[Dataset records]

+ + +

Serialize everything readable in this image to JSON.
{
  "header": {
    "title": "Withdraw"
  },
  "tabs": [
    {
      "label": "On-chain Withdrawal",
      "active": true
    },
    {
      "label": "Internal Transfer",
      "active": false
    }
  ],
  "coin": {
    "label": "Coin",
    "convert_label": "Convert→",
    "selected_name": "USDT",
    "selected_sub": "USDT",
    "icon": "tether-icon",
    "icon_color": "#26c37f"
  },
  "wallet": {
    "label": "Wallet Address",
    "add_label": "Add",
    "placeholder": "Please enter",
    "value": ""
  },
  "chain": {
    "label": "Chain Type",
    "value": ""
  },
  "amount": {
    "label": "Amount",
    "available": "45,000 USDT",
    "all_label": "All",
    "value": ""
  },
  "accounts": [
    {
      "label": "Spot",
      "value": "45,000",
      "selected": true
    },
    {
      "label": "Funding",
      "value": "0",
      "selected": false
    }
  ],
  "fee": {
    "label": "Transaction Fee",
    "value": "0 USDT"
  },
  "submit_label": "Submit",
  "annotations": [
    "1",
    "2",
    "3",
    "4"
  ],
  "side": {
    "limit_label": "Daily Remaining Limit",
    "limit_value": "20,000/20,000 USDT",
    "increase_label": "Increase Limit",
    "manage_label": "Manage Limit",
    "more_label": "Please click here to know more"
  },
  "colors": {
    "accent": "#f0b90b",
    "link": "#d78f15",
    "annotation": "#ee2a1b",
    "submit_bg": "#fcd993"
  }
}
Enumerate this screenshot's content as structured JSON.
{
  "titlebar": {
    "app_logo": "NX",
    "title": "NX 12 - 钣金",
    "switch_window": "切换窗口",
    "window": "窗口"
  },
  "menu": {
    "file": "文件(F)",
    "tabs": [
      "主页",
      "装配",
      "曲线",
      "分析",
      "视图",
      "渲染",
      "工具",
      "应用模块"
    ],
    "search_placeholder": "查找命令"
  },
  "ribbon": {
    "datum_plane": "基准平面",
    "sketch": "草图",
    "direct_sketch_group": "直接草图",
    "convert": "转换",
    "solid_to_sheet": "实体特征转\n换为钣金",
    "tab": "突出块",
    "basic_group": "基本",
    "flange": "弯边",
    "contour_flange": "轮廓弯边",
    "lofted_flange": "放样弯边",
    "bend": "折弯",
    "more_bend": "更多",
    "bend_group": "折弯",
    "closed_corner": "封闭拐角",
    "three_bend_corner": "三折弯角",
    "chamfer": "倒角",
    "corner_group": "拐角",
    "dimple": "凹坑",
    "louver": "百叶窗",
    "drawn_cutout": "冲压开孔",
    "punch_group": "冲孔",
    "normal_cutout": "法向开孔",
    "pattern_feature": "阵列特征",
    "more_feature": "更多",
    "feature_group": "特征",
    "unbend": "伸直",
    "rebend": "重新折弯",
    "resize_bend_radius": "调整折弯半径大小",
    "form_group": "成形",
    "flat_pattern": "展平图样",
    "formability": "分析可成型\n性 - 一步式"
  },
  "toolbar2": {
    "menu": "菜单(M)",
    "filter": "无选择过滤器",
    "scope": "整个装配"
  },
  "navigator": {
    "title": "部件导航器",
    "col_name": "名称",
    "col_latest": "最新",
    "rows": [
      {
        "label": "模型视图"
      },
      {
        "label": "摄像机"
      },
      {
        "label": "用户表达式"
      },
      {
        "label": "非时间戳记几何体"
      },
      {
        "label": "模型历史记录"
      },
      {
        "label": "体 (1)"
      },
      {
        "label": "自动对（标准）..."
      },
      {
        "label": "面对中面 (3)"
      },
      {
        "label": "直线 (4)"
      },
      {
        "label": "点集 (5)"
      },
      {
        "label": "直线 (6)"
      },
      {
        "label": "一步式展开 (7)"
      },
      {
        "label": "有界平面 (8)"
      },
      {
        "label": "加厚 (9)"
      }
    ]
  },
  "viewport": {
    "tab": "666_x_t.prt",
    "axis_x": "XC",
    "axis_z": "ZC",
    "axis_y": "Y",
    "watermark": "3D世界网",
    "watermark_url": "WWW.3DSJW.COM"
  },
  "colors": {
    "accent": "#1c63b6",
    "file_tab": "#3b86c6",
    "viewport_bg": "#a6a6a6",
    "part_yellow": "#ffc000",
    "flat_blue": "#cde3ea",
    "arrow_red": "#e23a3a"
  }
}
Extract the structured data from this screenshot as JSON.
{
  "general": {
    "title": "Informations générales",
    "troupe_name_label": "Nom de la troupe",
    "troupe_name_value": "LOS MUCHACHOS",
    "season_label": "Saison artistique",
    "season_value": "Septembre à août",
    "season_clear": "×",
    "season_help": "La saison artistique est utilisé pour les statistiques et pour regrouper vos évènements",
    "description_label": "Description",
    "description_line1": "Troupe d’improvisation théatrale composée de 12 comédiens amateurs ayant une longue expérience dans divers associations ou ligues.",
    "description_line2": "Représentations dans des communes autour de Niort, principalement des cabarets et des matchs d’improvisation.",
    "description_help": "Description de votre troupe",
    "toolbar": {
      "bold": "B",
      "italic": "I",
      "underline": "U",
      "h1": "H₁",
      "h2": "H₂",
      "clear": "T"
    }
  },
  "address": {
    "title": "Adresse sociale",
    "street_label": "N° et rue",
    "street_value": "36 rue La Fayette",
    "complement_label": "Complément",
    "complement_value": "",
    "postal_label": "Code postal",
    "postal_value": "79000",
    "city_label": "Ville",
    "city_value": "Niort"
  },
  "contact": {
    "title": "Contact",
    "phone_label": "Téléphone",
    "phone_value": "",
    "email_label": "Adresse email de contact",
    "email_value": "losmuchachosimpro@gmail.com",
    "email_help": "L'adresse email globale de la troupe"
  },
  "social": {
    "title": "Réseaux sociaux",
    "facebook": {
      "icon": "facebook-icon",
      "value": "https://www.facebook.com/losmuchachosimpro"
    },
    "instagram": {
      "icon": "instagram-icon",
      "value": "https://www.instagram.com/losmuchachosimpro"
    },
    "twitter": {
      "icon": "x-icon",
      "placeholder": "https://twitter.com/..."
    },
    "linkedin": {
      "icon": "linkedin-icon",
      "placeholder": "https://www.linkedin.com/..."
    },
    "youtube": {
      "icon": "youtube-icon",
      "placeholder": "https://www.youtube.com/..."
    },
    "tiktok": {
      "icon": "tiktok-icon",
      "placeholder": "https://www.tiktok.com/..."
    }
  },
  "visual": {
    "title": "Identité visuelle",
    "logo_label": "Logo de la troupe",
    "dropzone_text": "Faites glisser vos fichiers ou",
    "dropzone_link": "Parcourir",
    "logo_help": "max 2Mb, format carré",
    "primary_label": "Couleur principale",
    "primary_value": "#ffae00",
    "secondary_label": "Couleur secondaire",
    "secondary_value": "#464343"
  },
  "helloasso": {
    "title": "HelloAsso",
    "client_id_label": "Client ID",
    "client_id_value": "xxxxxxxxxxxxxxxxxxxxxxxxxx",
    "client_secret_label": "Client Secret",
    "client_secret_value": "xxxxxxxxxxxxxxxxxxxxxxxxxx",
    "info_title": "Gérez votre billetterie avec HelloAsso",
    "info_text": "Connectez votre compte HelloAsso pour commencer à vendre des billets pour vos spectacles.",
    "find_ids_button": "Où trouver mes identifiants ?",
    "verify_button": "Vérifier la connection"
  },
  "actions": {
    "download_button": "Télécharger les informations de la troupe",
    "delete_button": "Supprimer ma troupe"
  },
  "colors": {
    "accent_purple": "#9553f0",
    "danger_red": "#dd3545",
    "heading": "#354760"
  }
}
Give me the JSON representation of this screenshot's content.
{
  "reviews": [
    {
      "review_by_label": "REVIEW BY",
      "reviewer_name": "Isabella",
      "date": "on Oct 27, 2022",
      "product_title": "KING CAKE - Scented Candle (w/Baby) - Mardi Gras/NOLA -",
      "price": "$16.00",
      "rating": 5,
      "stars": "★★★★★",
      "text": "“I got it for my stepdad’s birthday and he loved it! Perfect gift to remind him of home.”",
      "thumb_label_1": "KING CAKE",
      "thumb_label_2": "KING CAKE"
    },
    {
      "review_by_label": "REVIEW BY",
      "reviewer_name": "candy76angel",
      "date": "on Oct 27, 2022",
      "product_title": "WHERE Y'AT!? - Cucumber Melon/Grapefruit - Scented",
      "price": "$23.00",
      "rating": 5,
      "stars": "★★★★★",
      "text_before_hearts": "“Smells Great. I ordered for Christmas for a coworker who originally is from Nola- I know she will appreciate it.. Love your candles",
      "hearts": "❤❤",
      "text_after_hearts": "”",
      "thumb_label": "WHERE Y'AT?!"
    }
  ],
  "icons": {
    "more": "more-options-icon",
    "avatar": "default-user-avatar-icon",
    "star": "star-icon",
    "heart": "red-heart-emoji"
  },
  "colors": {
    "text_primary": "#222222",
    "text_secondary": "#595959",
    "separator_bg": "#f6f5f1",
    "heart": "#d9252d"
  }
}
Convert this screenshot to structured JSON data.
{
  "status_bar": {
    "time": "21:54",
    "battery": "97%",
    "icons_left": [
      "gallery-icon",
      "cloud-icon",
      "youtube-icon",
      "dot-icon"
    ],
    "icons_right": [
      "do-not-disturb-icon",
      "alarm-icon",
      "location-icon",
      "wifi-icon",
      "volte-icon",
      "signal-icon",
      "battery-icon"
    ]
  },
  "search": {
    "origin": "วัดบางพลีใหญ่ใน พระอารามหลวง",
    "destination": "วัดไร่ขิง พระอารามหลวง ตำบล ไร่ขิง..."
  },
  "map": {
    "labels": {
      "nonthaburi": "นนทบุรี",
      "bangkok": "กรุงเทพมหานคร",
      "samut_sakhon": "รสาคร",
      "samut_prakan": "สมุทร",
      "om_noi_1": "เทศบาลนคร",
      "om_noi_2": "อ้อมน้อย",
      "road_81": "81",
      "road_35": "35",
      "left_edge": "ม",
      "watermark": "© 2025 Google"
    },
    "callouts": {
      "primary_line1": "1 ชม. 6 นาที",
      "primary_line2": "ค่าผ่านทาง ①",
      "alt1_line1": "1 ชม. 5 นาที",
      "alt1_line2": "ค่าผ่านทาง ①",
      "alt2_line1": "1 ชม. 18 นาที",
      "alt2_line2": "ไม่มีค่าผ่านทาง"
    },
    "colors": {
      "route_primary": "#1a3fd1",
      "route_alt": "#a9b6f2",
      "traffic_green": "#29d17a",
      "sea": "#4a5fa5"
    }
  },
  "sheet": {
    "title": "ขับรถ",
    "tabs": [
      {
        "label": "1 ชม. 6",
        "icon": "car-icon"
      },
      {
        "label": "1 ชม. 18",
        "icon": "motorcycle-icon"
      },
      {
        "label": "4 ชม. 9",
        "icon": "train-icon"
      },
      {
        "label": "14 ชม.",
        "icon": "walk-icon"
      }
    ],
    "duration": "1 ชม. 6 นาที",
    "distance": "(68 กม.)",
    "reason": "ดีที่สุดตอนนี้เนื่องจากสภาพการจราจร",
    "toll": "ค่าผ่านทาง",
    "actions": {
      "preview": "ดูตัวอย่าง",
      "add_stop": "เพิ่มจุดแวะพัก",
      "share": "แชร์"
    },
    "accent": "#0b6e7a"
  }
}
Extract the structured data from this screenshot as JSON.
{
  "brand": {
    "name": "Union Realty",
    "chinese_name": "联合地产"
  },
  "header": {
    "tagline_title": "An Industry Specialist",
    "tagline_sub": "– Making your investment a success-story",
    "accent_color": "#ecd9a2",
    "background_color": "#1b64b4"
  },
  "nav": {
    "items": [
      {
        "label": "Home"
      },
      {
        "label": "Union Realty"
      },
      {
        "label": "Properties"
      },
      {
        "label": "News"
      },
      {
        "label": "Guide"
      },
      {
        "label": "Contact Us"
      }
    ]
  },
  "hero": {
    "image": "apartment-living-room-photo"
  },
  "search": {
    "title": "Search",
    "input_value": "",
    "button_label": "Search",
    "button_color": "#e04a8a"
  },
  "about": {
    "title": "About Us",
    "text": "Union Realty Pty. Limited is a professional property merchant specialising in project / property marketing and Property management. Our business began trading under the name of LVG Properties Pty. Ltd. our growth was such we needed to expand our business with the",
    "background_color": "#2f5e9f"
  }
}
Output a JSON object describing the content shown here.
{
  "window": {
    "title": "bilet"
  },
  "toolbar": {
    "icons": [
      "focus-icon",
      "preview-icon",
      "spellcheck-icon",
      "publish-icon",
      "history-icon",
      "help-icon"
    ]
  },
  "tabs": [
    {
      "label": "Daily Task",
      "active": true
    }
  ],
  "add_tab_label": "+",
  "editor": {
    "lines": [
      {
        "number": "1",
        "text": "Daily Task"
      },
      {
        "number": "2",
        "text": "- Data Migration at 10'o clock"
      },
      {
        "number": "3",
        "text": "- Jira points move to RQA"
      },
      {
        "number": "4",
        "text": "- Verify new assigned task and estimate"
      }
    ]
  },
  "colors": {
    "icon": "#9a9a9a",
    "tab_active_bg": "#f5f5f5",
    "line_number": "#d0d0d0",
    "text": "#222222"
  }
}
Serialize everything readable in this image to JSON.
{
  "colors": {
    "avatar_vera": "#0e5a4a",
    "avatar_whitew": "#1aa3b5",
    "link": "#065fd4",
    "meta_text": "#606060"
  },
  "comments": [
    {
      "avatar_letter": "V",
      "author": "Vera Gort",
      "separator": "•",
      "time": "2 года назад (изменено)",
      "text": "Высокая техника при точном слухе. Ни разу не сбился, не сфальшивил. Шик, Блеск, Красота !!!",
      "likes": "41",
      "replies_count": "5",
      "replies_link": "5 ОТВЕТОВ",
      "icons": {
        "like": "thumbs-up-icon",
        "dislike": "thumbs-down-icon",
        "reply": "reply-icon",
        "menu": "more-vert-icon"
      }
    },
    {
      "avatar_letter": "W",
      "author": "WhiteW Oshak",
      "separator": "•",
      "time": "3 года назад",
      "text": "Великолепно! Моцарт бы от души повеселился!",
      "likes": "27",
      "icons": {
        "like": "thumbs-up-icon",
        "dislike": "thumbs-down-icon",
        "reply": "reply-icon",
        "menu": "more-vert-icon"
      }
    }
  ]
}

+ + +

**What you need to do:** Work out how many lines above have the string "Daily" in them, and give only the number.

**Task solution:** 3